— begin Entries —

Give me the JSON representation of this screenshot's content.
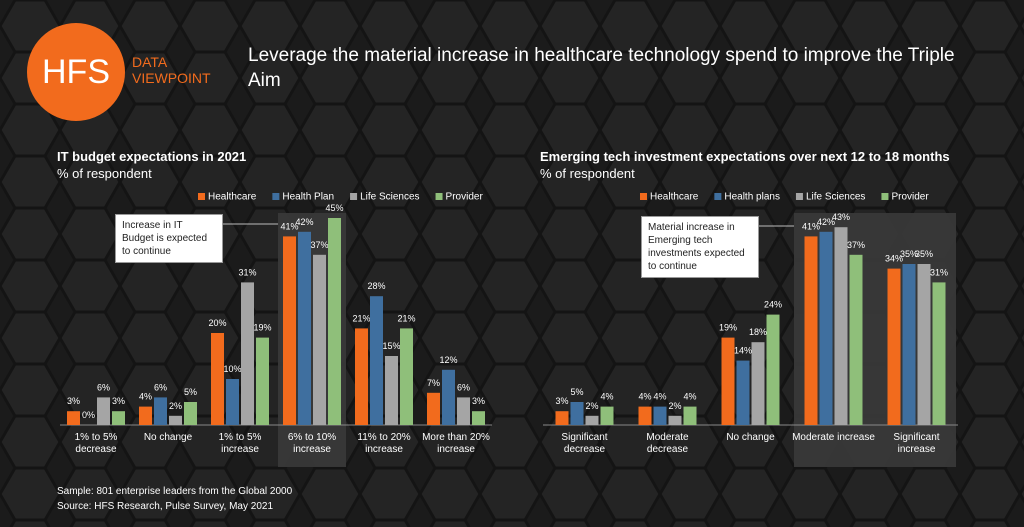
{
  "header": {
    "logo": "HFS",
    "logo_caption": "DATA VIEWPOINT",
    "title": "Leverage the material increase in healthcare technology spend to improve the Triple Aim"
  },
  "footer": {
    "sample": "Sample: 801 enterprise leaders from the Global 2000",
    "source": "Source: HFS Research, Pulse Survey, May 2021"
  },
  "chart_data": [
    {
      "type": "bar",
      "title": "IT budget expectations in 2021",
      "subtitle": "% of respondent",
      "annotation": "Increase in IT Budget is expected to continue",
      "categories": [
        "1% to 5% decrease",
        "No change",
        "1% to 5% increase",
        "6% to 10% increase",
        "11% to 20% increase",
        "More than 20% increase"
      ],
      "series": [
        {
          "name": "Healthcare",
          "color": "#f26b1d",
          "values": [
            3,
            4,
            20,
            41,
            21,
            7
          ],
          "value_labels": [
            "3%",
            "4%",
            "20%",
            "41%",
            "21%",
            "7%"
          ]
        },
        {
          "name": "Health Plan",
          "color": "#3f6f9f",
          "values": [
            0,
            6,
            10,
            42,
            28,
            12
          ],
          "value_labels": [
            "0%",
            "6%",
            "10%",
            "42%",
            "28%",
            "12%"
          ]
        },
        {
          "name": "Life Sciences",
          "color": "#a5a5a5",
          "values": [
            6,
            2,
            31,
            37,
            15,
            6
          ],
          "value_labels": [
            "6%",
            "2%",
            "31%",
            "37%",
            "15%",
            "6%"
          ]
        },
        {
          "name": "Provider",
          "color": "#8fbf7a",
          "values": [
            3,
            5,
            19,
            45,
            21,
            3
          ],
          "value_labels": [
            "3%",
            "5%",
            "19%",
            "45%",
            "21%",
            "3%"
          ]
        }
      ]
    },
    {
      "type": "bar",
      "title": "Emerging tech investment expectations over next 12 to 18 months",
      "subtitle": "% of respondent",
      "annotation": "Material increase in Emerging tech investments expected to continue",
      "categories": [
        "Significant decrease",
        "Moderate decrease",
        "No change",
        "Moderate increase",
        "Significant increase"
      ],
      "series": [
        {
          "name": "Healthcare",
          "color": "#f26b1d",
          "values": [
            3,
            4,
            19,
            41,
            34
          ],
          "value_labels": [
            "3%",
            "4%",
            "19%",
            "41%",
            "34%"
          ]
        },
        {
          "name": "Health plans",
          "color": "#3f6f9f",
          "values": [
            5,
            4,
            14,
            42,
            35
          ],
          "value_labels": [
            "5%",
            "4%",
            "14%",
            "42%",
            "35%"
          ]
        },
        {
          "name": "Life Sciences",
          "color": "#a5a5a5",
          "values": [
            2,
            2,
            18,
            43,
            35
          ],
          "value_labels": [
            "2%",
            "2%",
            "18%",
            "43%",
            "35%"
          ]
        },
        {
          "name": "Provider",
          "color": "#8fbf7a",
          "values": [
            4,
            4,
            24,
            37,
            31
          ],
          "value_labels": [
            "4%",
            "4%",
            "24%",
            "37%",
            "31%"
          ]
        }
      ]
    }
  ]
}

— end Entries —

(What you are asked to do) Copy out each line exactly, without the pictures.

(Worked solution)
Give me the JSON representation of this screenshot's content.
{
  "header": {
    "logo": "HFS",
    "logo_caption": "DATA VIEWPOINT",
    "title": "Leverage the material increase in healthcare technology spend to improve the Triple Aim"
  },
  "footer": {
    "sample": "Sample: 801 enterprise leaders from the Global 2000",
    "source": "Source: HFS Research, Pulse Survey, May 2021"
  },
  "chart_data": [
    {
      "type": "bar",
      "title": "IT budget expectations in 2021",
      "subtitle": "% of respondent",
      "annotation": "Increase in IT Budget is expected to continue",
      "categories": [
        "1% to 5% decrease",
        "No change",
        "1% to 5% increase",
        "6% to 10% increase",
        "11% to 20% increase",
        "More than 20% increase"
      ],
      "series": [
        {
          "name": "Healthcare",
          "color": "#f26b1d",
          "values": [
            3,
            4,
            20,
            41,
            21,
            7
          ],
          "value_labels": [
            "3%",
            "4%",
            "20%",
            "41%",
            "21%",
            "7%"
          ]
        },
        {
          "name": "Health Plan",
          "color": "#3f6f9f",
          "values": [
            0,
            6,
            10,
            42,
            28,
            12
          ],
          "value_labels": [
            "0%",
            "6%",
            "10%",
            "42%",
            "28%",
            "12%"
          ]
        },
        {
          "name": "Life Sciences",
          "color": "#a5a5a5",
          "values": [
            6,
            2,
            31,
            37,
            15,
            6
          ],
          "value_labels": [
            "6%",
            "2%",
            "31%",
            "37%",
            "15%",
            "6%"
          ]
        },
        {
          "name": "Provider",
          "color": "#8fbf7a",
          "values": [
            3,
            5,
            19,
            45,
            21,
            3
          ],
          "value_labels": [
            "3%",
            "5%",
            "19%",
            "45%",
            "21%",
            "3%"
          ]
        }
      ]
    },
    {
      "type": "bar",
      "title": "Emerging tech investment expectations over next 12 to 18 months",
      "subtitle": "% of respondent",
      "annotation": "Material increase in Emerging tech investments expected to continue",
      "categories": [
        "Significant decrease",
        "Moderate decrease",
        "No change",
        "Moderate increase",
        "Significant increase"
      ],
      "series": [
        {
          "name": "Healthcare",
          "color": "#f26b1d",
          "values": [
            3,
            4,
            19,
            41,
            34
          ],
          "value_labels": [
            "3%",
            "4%",
            "19%",
            "41%",
            "34%"
          ]
        },
        {
          "name": "Health plans",
          "color": "#3f6f9f",
          "values": [
            5,
            4,
            14,
            42,
            35
          ],
          "value_labels": [
            "5%",
            "4%",
            "14%",
            "42%",
            "35%"
          ]
        },
        {
          "name": "Life Sciences",
          "color": "#a5a5a5",
          "values": [
            2,
            2,
            18,
            43,
            35
          ],
          "value_labels": [
            "2%",
            "2%",
            "18%",
            "43%",
            "35%"
          ]
        },
        {
          "name": "Provider",
          "color": "#8fbf7a",
          "values": [
            4,
            4,
            24,
            37,
            31
          ],
          "value_labels": [
            "4%",
            "4%",
            "24%",
            "37%",
            "31%"
          ]
        }
      ]
    }
  ]
}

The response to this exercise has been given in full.